(Excerpt from a dataset)
====

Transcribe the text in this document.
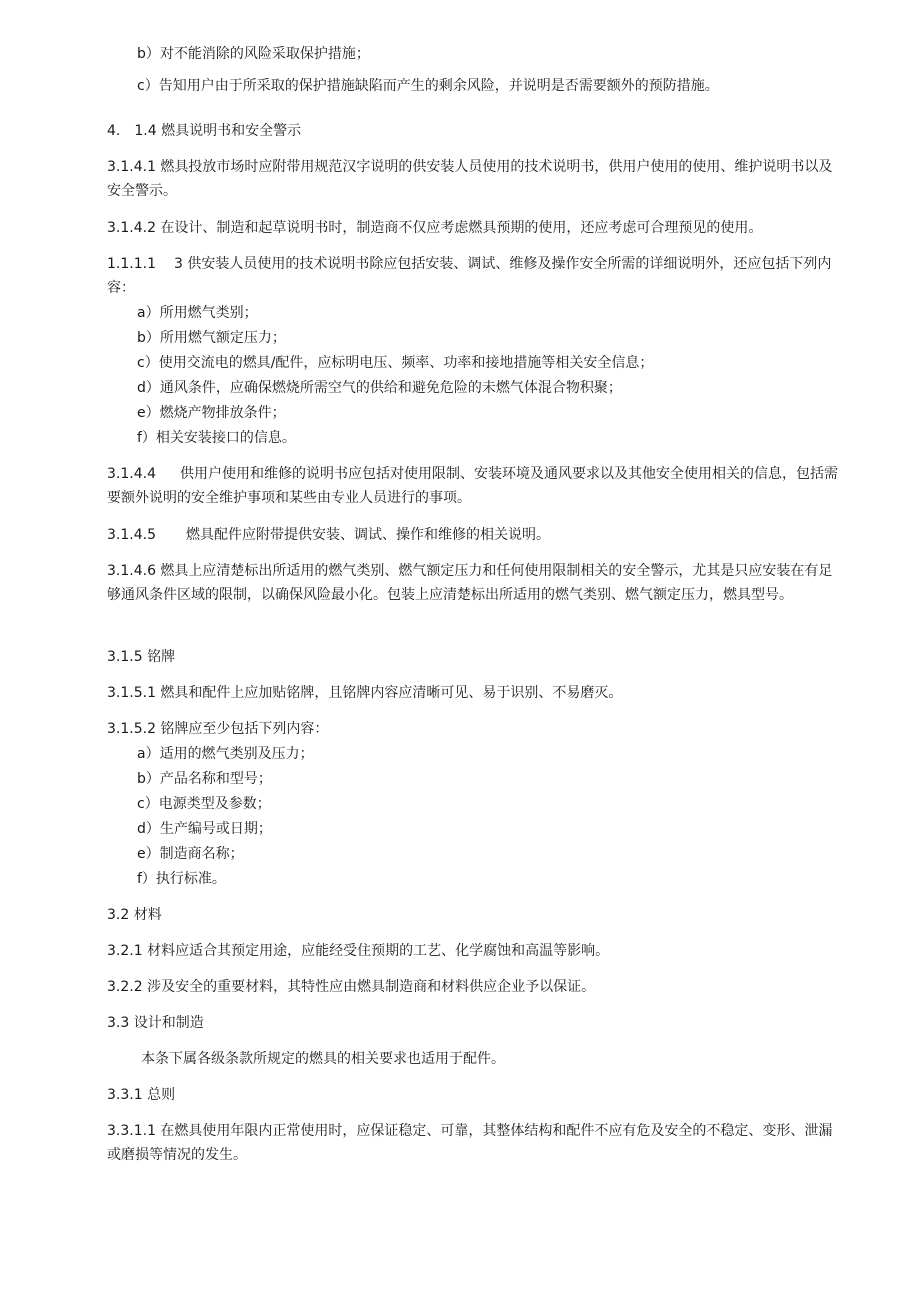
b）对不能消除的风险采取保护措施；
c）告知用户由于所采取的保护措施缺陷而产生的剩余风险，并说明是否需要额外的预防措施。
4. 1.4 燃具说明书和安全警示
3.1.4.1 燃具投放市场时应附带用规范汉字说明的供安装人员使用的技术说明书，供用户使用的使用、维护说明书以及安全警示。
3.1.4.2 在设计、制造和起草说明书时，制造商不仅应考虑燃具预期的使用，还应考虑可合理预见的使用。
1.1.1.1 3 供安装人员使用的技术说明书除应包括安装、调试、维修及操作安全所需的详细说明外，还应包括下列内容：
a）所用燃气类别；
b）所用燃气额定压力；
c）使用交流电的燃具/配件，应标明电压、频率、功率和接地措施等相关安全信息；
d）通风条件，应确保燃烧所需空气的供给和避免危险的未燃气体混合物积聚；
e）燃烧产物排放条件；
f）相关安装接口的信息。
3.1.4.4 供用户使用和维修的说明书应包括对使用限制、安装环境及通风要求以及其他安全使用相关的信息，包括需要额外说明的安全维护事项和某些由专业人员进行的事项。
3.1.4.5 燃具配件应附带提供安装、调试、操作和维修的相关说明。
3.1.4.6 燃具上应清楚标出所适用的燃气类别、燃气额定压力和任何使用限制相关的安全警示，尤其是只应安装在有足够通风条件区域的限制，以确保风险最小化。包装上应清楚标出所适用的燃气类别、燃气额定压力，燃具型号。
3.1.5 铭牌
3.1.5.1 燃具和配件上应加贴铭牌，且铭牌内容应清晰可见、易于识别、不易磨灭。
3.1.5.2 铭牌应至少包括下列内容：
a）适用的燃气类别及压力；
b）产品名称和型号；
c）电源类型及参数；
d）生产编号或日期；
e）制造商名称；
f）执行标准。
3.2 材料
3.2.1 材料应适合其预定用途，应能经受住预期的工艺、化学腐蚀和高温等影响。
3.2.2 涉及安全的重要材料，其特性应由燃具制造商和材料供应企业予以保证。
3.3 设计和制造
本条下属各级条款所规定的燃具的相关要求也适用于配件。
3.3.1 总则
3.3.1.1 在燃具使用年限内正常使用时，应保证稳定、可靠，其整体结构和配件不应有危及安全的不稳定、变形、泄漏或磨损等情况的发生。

====

# [To do]
Repeat the data exactly, without the pictures.

# [Exercise response]
Transcribe the text in this document.
b）对不能消除的风险采取保护措施；
c）告知用户由于所采取的保护措施缺陷而产生的剩余风险，并说明是否需要额外的预防措施。
4. 1.4 燃具说明书和安全警示
3.1.4.1 燃具投放市场时应附带用规范汉字说明的供安装人员使用的技术说明书，供用户使用的使用、维护说明书以及安全警示。
3.1.4.2 在设计、制造和起草说明书时，制造商不仅应考虑燃具预期的使用，还应考虑可合理预见的使用。
1.1.1.1 3 供安装人员使用的技术说明书除应包括安装、调试、维修及操作安全所需的详细说明外，还应包括下列内容：
a）所用燃气类别；
b）所用燃气额定压力；
c）使用交流电的燃具/配件，应标明电压、频率、功率和接地措施等相关安全信息；
d）通风条件，应确保燃烧所需空气的供给和避免危险的未燃气体混合物积聚；
e）燃烧产物排放条件；
f）相关安装接口的信息。
3.1.4.4 供用户使用和维修的说明书应包括对使用限制、安装环境及通风要求以及其他安全使用相关的信息，包括需要额外说明的安全维护事项和某些由专业人员进行的事项。
3.1.4.5 燃具配件应附带提供安装、调试、操作和维修的相关说明。
3.1.4.6 燃具上应清楚标出所适用的燃气类别、燃气额定压力和任何使用限制相关的安全警示，尤其是只应安装在有足够通风条件区域的限制，以确保风险最小化。包装上应清楚标出所适用的燃气类别、燃气额定压力，燃具型号。
3.1.5 铭牌
3.1.5.1 燃具和配件上应加贴铭牌，且铭牌内容应清晰可见、易于识别、不易磨灭。
3.1.5.2 铭牌应至少包括下列内容：
a）适用的燃气类别及压力；
b）产品名称和型号；
c）电源类型及参数；
d）生产编号或日期；
e）制造商名称；
f）执行标准。
3.2 材料
3.2.1 材料应适合其预定用途，应能经受住预期的工艺、化学腐蚀和高温等影响。
3.2.2 涉及安全的重要材料，其特性应由燃具制造商和材料供应企业予以保证。
3.3 设计和制造
本条下属各级条款所规定的燃具的相关要求也适用于配件。
3.3.1 总则
3.3.1.1 在燃具使用年限内正常使用时，应保证稳定、可靠，其整体结构和配件不应有危及安全的不稳定、变形、泄漏或磨损等情况的发生。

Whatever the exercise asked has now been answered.